TASK INSTRUCTIONS →
Go through the material below and report how many lines contain "title". Give only the number.

(Collected data)

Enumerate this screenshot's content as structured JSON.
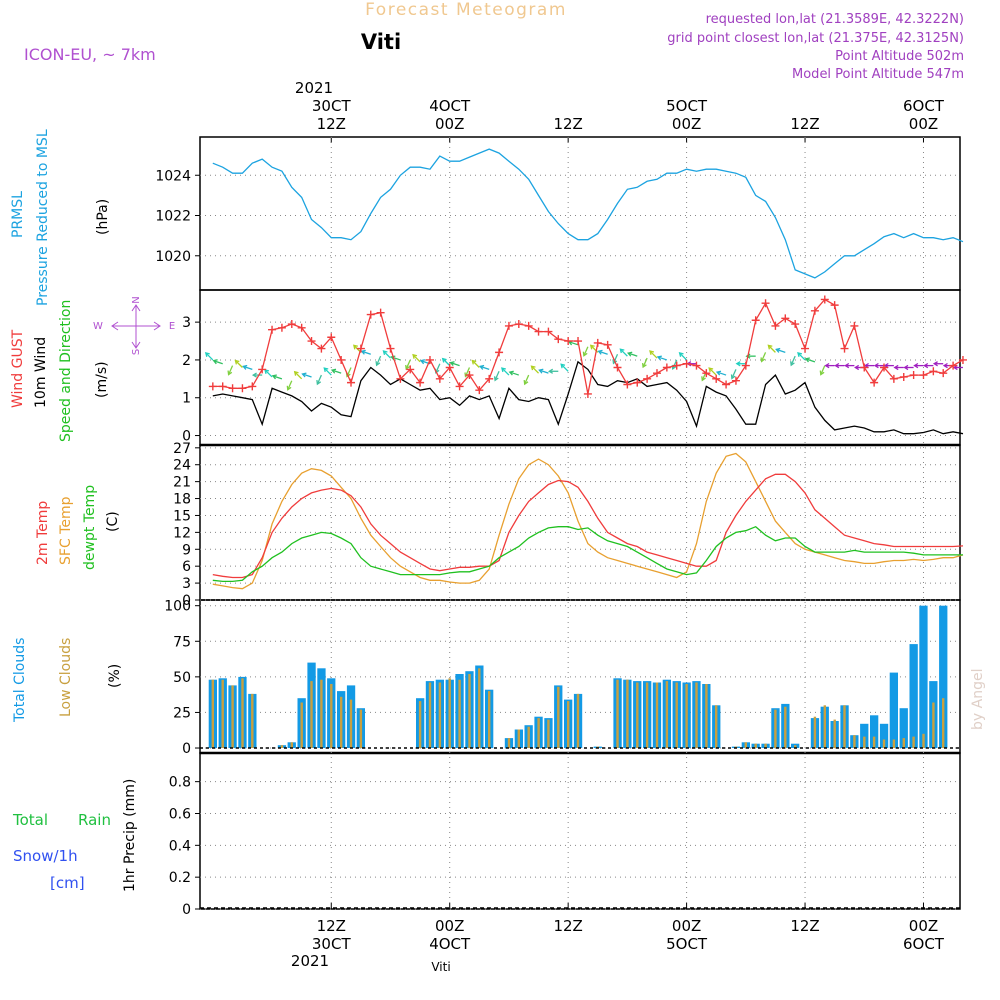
{
  "header": {
    "title": "Forecast Meteogram",
    "location": "Viti",
    "model": "ICON-EU, ~ 7km",
    "requested": "requested lon,lat (21.3589E, 42.3222N)",
    "gridpoint": "grid point closest lon,lat (21.375E, 42.3125N)",
    "point_alt": "Point Altitude 502m",
    "model_alt": "Model Point Altitude 547m",
    "footer_location": "Viti",
    "watermark": "by Angel"
  },
  "colors": {
    "pressure": "#1ca3e0",
    "gust": "#f03c3c",
    "wind": "#000000",
    "temp2m": "#f03c3c",
    "sfctemp": "#e8a030",
    "dewpt": "#20c020",
    "total_clouds": "#139ae5",
    "low_clouds": "#c8a040",
    "rain": "#20c040",
    "snow": "#3050f0",
    "title": "#f0c890",
    "info": "#a040c0"
  },
  "time_axis": {
    "top_year": "2021",
    "bottom_year": "2021",
    "labels": [
      {
        "t": 12,
        "top": "30CT",
        "time": "12Z"
      },
      {
        "t": 24,
        "top": "4OCT",
        "time": "00Z"
      },
      {
        "t": 36,
        "top": "",
        "time": "12Z"
      },
      {
        "t": 48,
        "top": "5OCT",
        "time": "00Z"
      },
      {
        "t": 60,
        "top": "",
        "time": "12Z"
      },
      {
        "t": 72,
        "top": "6OCT",
        "time": "00Z"
      }
    ],
    "bottom_labels": [
      {
        "t": 12,
        "time": "12Z",
        "date": "30CT"
      },
      {
        "t": 24,
        "time": "00Z",
        "date": "4OCT"
      },
      {
        "t": 36,
        "time": "12Z",
        "date": ""
      },
      {
        "t": 48,
        "time": "00Z",
        "date": "5OCT"
      },
      {
        "t": 60,
        "time": "12Z",
        "date": ""
      },
      {
        "t": 72,
        "time": "00Z",
        "date": "6OCT"
      }
    ]
  },
  "panel_labels": {
    "pressure": [
      "PRMSL",
      "Pressure Reduced to MSL",
      "(hPa)"
    ],
    "wind": [
      "Wind GUST",
      "10m Wind",
      "Speed and Direction",
      "(m/s)"
    ],
    "compass": {
      "n": "N",
      "s": "S",
      "w": "W",
      "e": "E"
    },
    "temp": [
      "2m Temp",
      "SFC Temp",
      "dewpt Temp",
      "(C)"
    ],
    "clouds": [
      "Total Clouds",
      "Low Clouds",
      "(%)"
    ],
    "precip": [
      "Total",
      "Rain",
      "Snow/1h",
      "[cm]",
      "1hr Precip (mm)"
    ]
  },
  "chart_data": [
    {
      "type": "line",
      "name": "PRMSL",
      "ylabel": "(hPa)",
      "yticks": [
        1020,
        1022,
        1024
      ],
      "ylim": [
        1018.3,
        1025.9
      ],
      "x": [
        0,
        1,
        2,
        3,
        4,
        5,
        6,
        7,
        8,
        9,
        10,
        11,
        12,
        13,
        14,
        15,
        16,
        17,
        18,
        19,
        20,
        21,
        22,
        23,
        24,
        25,
        26,
        27,
        28,
        29,
        30,
        31,
        32,
        33,
        34,
        35,
        36,
        37,
        38,
        39,
        40,
        41,
        42,
        43,
        44,
        45,
        46,
        47,
        48,
        49,
        50,
        51,
        52,
        53,
        54,
        55,
        56,
        57,
        58,
        59,
        60,
        61,
        62,
        63,
        64,
        65,
        66,
        67,
        68,
        69,
        70,
        71,
        72,
        73,
        74,
        75,
        76
      ],
      "y": [
        1024.6,
        1024.4,
        1024.1,
        1024.1,
        1024.6,
        1024.8,
        1024.4,
        1024.2,
        1023.4,
        1022.9,
        1021.8,
        1021.4,
        1020.9,
        1020.9,
        1020.8,
        1021.2,
        1022.1,
        1022.9,
        1023.3,
        1024.0,
        1024.4,
        1024.4,
        1024.3,
        1024.95,
        1024.7,
        1024.7,
        1024.9,
        1025.1,
        1025.3,
        1025.1,
        1024.7,
        1024.3,
        1023.8,
        1023.0,
        1022.2,
        1021.6,
        1021.1,
        1020.8,
        1020.8,
        1021.1,
        1021.8,
        1022.6,
        1023.3,
        1023.4,
        1023.7,
        1023.8,
        1024.1,
        1024.1,
        1024.3,
        1024.2,
        1024.3,
        1024.3,
        1024.2,
        1024.1,
        1023.9,
        1023.0,
        1022.7,
        1021.9,
        1020.8,
        1019.3,
        1019.1,
        1018.9,
        1019.2,
        1019.6,
        1020.0,
        1020.0,
        1020.3,
        1020.6,
        1020.95,
        1021.1,
        1020.9,
        1021.1,
        1020.9,
        1020.9,
        1020.8,
        1020.9,
        1020.7
      ]
    },
    {
      "type": "line",
      "name": "Wind",
      "ylabel": "(m/s)",
      "yticks": [
        0,
        1,
        2,
        3
      ],
      "ylim": [
        -0.25,
        3.85
      ],
      "x": [
        0,
        1,
        2,
        3,
        4,
        5,
        6,
        7,
        8,
        9,
        10,
        11,
        12,
        13,
        14,
        15,
        16,
        17,
        18,
        19,
        20,
        21,
        22,
        23,
        24,
        25,
        26,
        27,
        28,
        29,
        30,
        31,
        32,
        33,
        34,
        35,
        36,
        37,
        38,
        39,
        40,
        41,
        42,
        43,
        44,
        45,
        46,
        47,
        48,
        49,
        50,
        51,
        52,
        53,
        54,
        55,
        56,
        57,
        58,
        59,
        60,
        61,
        62,
        63,
        64,
        65,
        66,
        67,
        68,
        69,
        70,
        71,
        72,
        73,
        74,
        75,
        76
      ],
      "gust": [
        1.3,
        1.3,
        1.25,
        1.25,
        1.3,
        1.75,
        2.8,
        2.85,
        2.95,
        2.85,
        2.5,
        2.3,
        2.6,
        2.0,
        1.4,
        2.3,
        3.2,
        3.25,
        2.3,
        1.5,
        1.75,
        1.4,
        2.0,
        1.5,
        1.8,
        1.3,
        1.6,
        1.2,
        1.5,
        2.2,
        2.9,
        2.95,
        2.9,
        2.75,
        2.75,
        2.55,
        2.5,
        2.5,
        1.1,
        2.45,
        2.4,
        1.8,
        1.35,
        1.4,
        1.5,
        1.65,
        1.8,
        1.85,
        1.9,
        1.85,
        1.65,
        1.5,
        1.35,
        1.45,
        1.85,
        3.05,
        3.5,
        2.9,
        3.1,
        2.95,
        2.3,
        3.3,
        3.6,
        3.45,
        2.3,
        2.9,
        1.8,
        1.4,
        1.8,
        1.5,
        1.55,
        1.6,
        1.6,
        1.7,
        1.65,
        1.85,
        2.0
      ],
      "wind": [
        1.05,
        1.1,
        1.05,
        1.0,
        0.95,
        0.3,
        1.25,
        1.15,
        1.05,
        0.9,
        0.65,
        0.85,
        0.75,
        0.55,
        0.5,
        1.45,
        1.8,
        1.6,
        1.35,
        1.5,
        1.35,
        1.2,
        1.25,
        0.95,
        1.0,
        0.8,
        1.05,
        0.95,
        1.05,
        0.45,
        1.25,
        0.95,
        0.9,
        1.0,
        0.95,
        0.3,
        1.1,
        1.95,
        1.75,
        1.35,
        1.3,
        1.45,
        1.4,
        1.5,
        1.3,
        1.35,
        1.4,
        1.2,
        0.9,
        0.25,
        1.3,
        1.15,
        1.05,
        0.7,
        0.3,
        0.3,
        1.35,
        1.6,
        1.1,
        1.2,
        1.4,
        0.75,
        0.4,
        0.15,
        0.2,
        0.25,
        0.2,
        0.1,
        0.1,
        0.15,
        0.05,
        0.05,
        0.08,
        0.15,
        0.05,
        0.1,
        0.05
      ],
      "arrow_level": [
        2.0,
        1.9,
        1.85,
        1.8,
        1.75,
        1.6,
        1.55,
        1.5,
        1.45,
        1.5,
        1.55,
        1.6,
        1.6,
        1.65,
        1.8,
        2.2,
        2.15,
        2.1,
        2.05,
        2.0,
        2.0,
        1.95,
        1.9,
        1.9,
        1.85,
        1.85,
        1.8,
        1.8,
        1.75,
        1.7,
        1.6,
        1.6,
        1.6,
        1.65,
        1.65,
        1.7,
        1.7,
        2.4,
        2.35,
        2.2,
        2.15,
        2.15,
        2.1,
        2.1,
        2.05,
        2.05,
        2.0,
        2.0,
        2.0,
        1.9,
        1.7,
        1.6,
        1.6,
        1.75,
        1.9,
        2.1,
        2.2,
        2.2,
        2.2,
        2.1,
        2.0,
        1.95,
        1.85,
        1.85,
        1.85,
        1.85,
        1.8,
        1.85,
        1.85,
        1.85,
        1.8,
        1.8,
        1.85,
        1.85,
        1.9,
        1.85,
        1.8
      ]
    },
    {
      "type": "line",
      "name": "Temperature",
      "ylabel": "(C)",
      "yticks": [
        0,
        3,
        6,
        9,
        12,
        15,
        18,
        21,
        24,
        27
      ],
      "ylim": [
        0,
        27.5
      ],
      "x": [
        0,
        1,
        2,
        3,
        4,
        5,
        6,
        7,
        8,
        9,
        10,
        11,
        12,
        13,
        14,
        15,
        16,
        17,
        18,
        19,
        20,
        21,
        22,
        23,
        24,
        25,
        26,
        27,
        28,
        29,
        30,
        31,
        32,
        33,
        34,
        35,
        36,
        37,
        38,
        39,
        40,
        41,
        42,
        43,
        44,
        45,
        46,
        47,
        48,
        49,
        50,
        51,
        52,
        53,
        54,
        55,
        56,
        57,
        58,
        59,
        60,
        61,
        62,
        63,
        64,
        65,
        66,
        67,
        68,
        69,
        70,
        71,
        72,
        73,
        74,
        75,
        76
      ],
      "temp2m": [
        4.5,
        4.2,
        4.0,
        4.0,
        4.5,
        7.5,
        12.0,
        14.5,
        16.5,
        18.0,
        19.0,
        19.5,
        19.8,
        19.5,
        18.5,
        16.5,
        13.5,
        11.5,
        10.0,
        8.5,
        7.5,
        6.5,
        5.5,
        5.2,
        5.5,
        5.8,
        5.8,
        6.0,
        6.0,
        7.0,
        12.0,
        15.0,
        17.5,
        19.0,
        20.5,
        21.2,
        21.0,
        20.0,
        17.5,
        14.5,
        12.0,
        11.0,
        10.0,
        9.5,
        8.5,
        8.0,
        7.5,
        7.0,
        6.5,
        6.0,
        6.0,
        7.0,
        12.0,
        15.0,
        17.5,
        19.5,
        21.5,
        22.3,
        22.3,
        21.0,
        19.0,
        16.0,
        14.5,
        13.0,
        11.5,
        11.0,
        10.5,
        10.0,
        9.8,
        9.5,
        9.5,
        9.5,
        9.5,
        9.5,
        9.5,
        9.5,
        9.6
      ],
      "sfctemp": [
        2.8,
        2.5,
        2.2,
        2.0,
        3.0,
        7.0,
        13.5,
        17.5,
        20.5,
        22.5,
        23.3,
        23.0,
        22.0,
        20.0,
        18.0,
        14.5,
        11.5,
        9.5,
        7.5,
        6.0,
        5.0,
        4.0,
        3.5,
        3.5,
        3.2,
        3.0,
        3.0,
        3.5,
        5.5,
        11.5,
        17.0,
        21.5,
        24.0,
        25.0,
        24.0,
        22.0,
        19.0,
        14.0,
        10.0,
        8.5,
        7.5,
        7.0,
        6.5,
        6.0,
        5.5,
        5.0,
        4.5,
        4.0,
        5.0,
        10.0,
        17.5,
        22.5,
        25.5,
        26.0,
        24.5,
        21.0,
        17.5,
        14.0,
        12.0,
        10.0,
        9.0,
        8.5,
        8.0,
        7.5,
        7.0,
        6.8,
        6.5,
        6.5,
        6.8,
        7.0,
        7.0,
        7.2,
        7.0,
        7.2,
        7.5,
        7.5,
        8.0
      ],
      "dewpt": [
        3.5,
        3.3,
        3.3,
        3.5,
        5.0,
        6.0,
        7.5,
        8.5,
        10.0,
        11.0,
        11.5,
        12.0,
        11.8,
        11.0,
        10.0,
        7.5,
        6.0,
        5.5,
        5.0,
        4.5,
        4.5,
        4.5,
        4.5,
        4.5,
        4.8,
        5.0,
        5.0,
        5.5,
        6.0,
        7.5,
        8.5,
        9.5,
        11.0,
        12.0,
        12.8,
        13.0,
        13.0,
        12.5,
        12.8,
        11.5,
        10.5,
        10.0,
        9.5,
        8.5,
        7.5,
        6.5,
        5.5,
        5.0,
        4.5,
        4.8,
        7.0,
        9.5,
        11.0,
        12.0,
        12.3,
        13.0,
        11.5,
        10.5,
        11.0,
        11.0,
        9.5,
        8.5,
        8.5,
        8.5,
        8.5,
        8.8,
        8.5,
        8.5,
        8.5,
        8.5,
        8.5,
        8.3,
        8.0,
        8.0,
        8.0,
        8.0,
        8.0
      ]
    },
    {
      "type": "bar",
      "name": "Clouds",
      "ylabel": "(%)",
      "yticks": [
        0,
        25,
        50,
        75,
        100
      ],
      "ylim": [
        -3.5,
        104
      ],
      "x": [
        0,
        1,
        2,
        3,
        4,
        5,
        6,
        7,
        8,
        9,
        10,
        11,
        12,
        13,
        14,
        15,
        16,
        17,
        18,
        19,
        20,
        21,
        22,
        23,
        24,
        25,
        26,
        27,
        28,
        29,
        30,
        31,
        32,
        33,
        34,
        35,
        36,
        37,
        38,
        39,
        40,
        41,
        42,
        43,
        44,
        45,
        46,
        47,
        48,
        49,
        50,
        51,
        52,
        53,
        54,
        55,
        56,
        57,
        58,
        59,
        60,
        61,
        62,
        63,
        64,
        65,
        66,
        67,
        68,
        69,
        70,
        71,
        72,
        73,
        74,
        75,
        76
      ],
      "total_clouds": [
        48,
        49,
        44,
        50,
        38,
        0,
        0,
        2,
        4,
        35,
        60,
        56,
        49,
        40,
        44,
        28,
        0,
        0,
        0,
        0,
        0,
        35,
        47,
        48,
        48,
        52,
        54,
        58,
        41,
        0,
        7,
        13,
        16,
        22,
        21,
        44,
        34,
        38,
        0,
        1,
        0,
        49,
        48,
        47,
        47,
        46,
        48,
        47,
        46,
        47,
        45,
        30,
        0,
        1,
        4,
        3,
        3,
        28,
        31,
        3,
        0,
        21,
        29,
        19,
        30,
        9,
        17,
        23,
        17,
        53,
        28,
        73,
        100,
        47,
        100,
        0,
        0
      ],
      "low_clouds": [
        48,
        48,
        44,
        49,
        38,
        0,
        0,
        2,
        4,
        32,
        47,
        48,
        45,
        36,
        34,
        27,
        0,
        0,
        0,
        0,
        0,
        33,
        46,
        46,
        49,
        48,
        52,
        56,
        40,
        0,
        7,
        13,
        15,
        21,
        20,
        43,
        33,
        38,
        0,
        1,
        0,
        48,
        48,
        46,
        46,
        46,
        47,
        46,
        45,
        46,
        45,
        30,
        0,
        1,
        4,
        3,
        3,
        27,
        29,
        2,
        0,
        22,
        30,
        20,
        30,
        9,
        8,
        8,
        6,
        6,
        7,
        8,
        10,
        32,
        35,
        0,
        0
      ]
    },
    {
      "type": "bar",
      "name": "Precipitation",
      "ylabel": "1hr Precip (mm)",
      "yticks": [
        0,
        0.2,
        0.4,
        0.6,
        0.8
      ],
      "ylim": [
        0,
        0.98
      ],
      "x": [],
      "values": []
    }
  ]
}
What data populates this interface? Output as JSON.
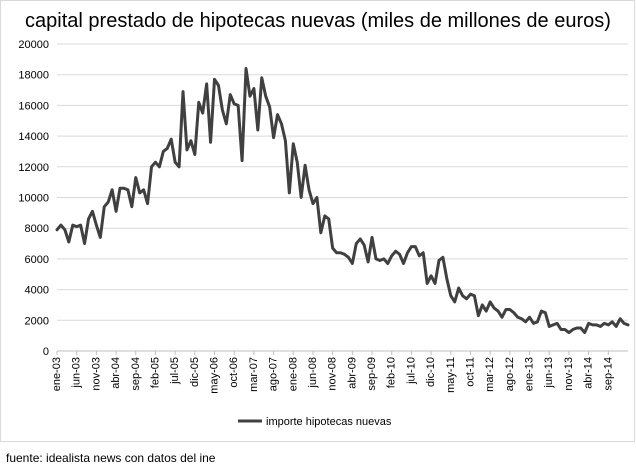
{
  "chart_data": {
    "type": "line",
    "title": "capital prestado de hipotecas nuevas (miles de millones de euros)",
    "xlabel": "",
    "ylabel": "",
    "ylim": [
      0,
      20000
    ],
    "y_ticks": [
      0,
      2000,
      4000,
      6000,
      8000,
      10000,
      12000,
      14000,
      16000,
      18000,
      20000
    ],
    "x_tick_labels": [
      "ene-03",
      "jun-03",
      "nov-03",
      "abr-04",
      "sep-04",
      "feb-05",
      "jul-05",
      "dic-05",
      "may-06",
      "oct-06",
      "mar-07",
      "ago-07",
      "ene-08",
      "jun-08",
      "nov-08",
      "abr-09",
      "sep-09",
      "feb-10",
      "jul-10",
      "dic-10",
      "may-11",
      "oct-11",
      "mar-12",
      "ago-12",
      "ene-13",
      "jun-13",
      "nov-13",
      "abr-14",
      "sep-14"
    ],
    "x_start": "ene-03",
    "x_end": "oct-14",
    "grid": {
      "horizontal": true,
      "vertical": false
    },
    "legend": {
      "position": "bottom-center"
    },
    "series": [
      {
        "name": "importe hipotecas nuevas",
        "color": "#404040",
        "values": [
          7900,
          8200,
          7900,
          7100,
          8200,
          8100,
          8200,
          7000,
          8600,
          9100,
          8200,
          7400,
          9400,
          9700,
          10500,
          9100,
          10600,
          10600,
          10500,
          9400,
          11300,
          10300,
          10500,
          9600,
          12000,
          12300,
          12000,
          13000,
          13200,
          13800,
          12300,
          12000,
          16900,
          13100,
          13700,
          12800,
          16200,
          15500,
          17400,
          13600,
          17700,
          17300,
          15700,
          14800,
          16700,
          16100,
          16000,
          12400,
          18400,
          16600,
          17100,
          14400,
          17800,
          16600,
          15900,
          13900,
          15400,
          14800,
          13700,
          10300,
          13500,
          12300,
          10000,
          12100,
          10500,
          9600,
          10000,
          7700,
          8800,
          8600,
          6700,
          6400,
          6400,
          6300,
          6100,
          5700,
          7000,
          7300,
          6900,
          5800,
          7400,
          6000,
          5900,
          6000,
          5700,
          6200,
          6500,
          6300,
          5700,
          6400,
          6800,
          6800,
          6200,
          6400,
          4400,
          4900,
          4400,
          5900,
          6100,
          4700,
          3600,
          3200,
          4100,
          3600,
          3400,
          3700,
          3600,
          2300,
          3000,
          2600,
          3200,
          2800,
          2600,
          2200,
          2700,
          2700,
          2500,
          2200,
          2100,
          1900,
          2200,
          1800,
          1900,
          2600,
          2500,
          1600,
          1700,
          1800,
          1400,
          1400,
          1200,
          1400,
          1500,
          1500,
          1200,
          1800,
          1700,
          1700,
          1600,
          1800,
          1700,
          1900,
          1600,
          2100,
          1800,
          1700
        ]
      }
    ]
  },
  "source_note": "fuente: idealista news con datos del ine"
}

FINAL RESULT →
3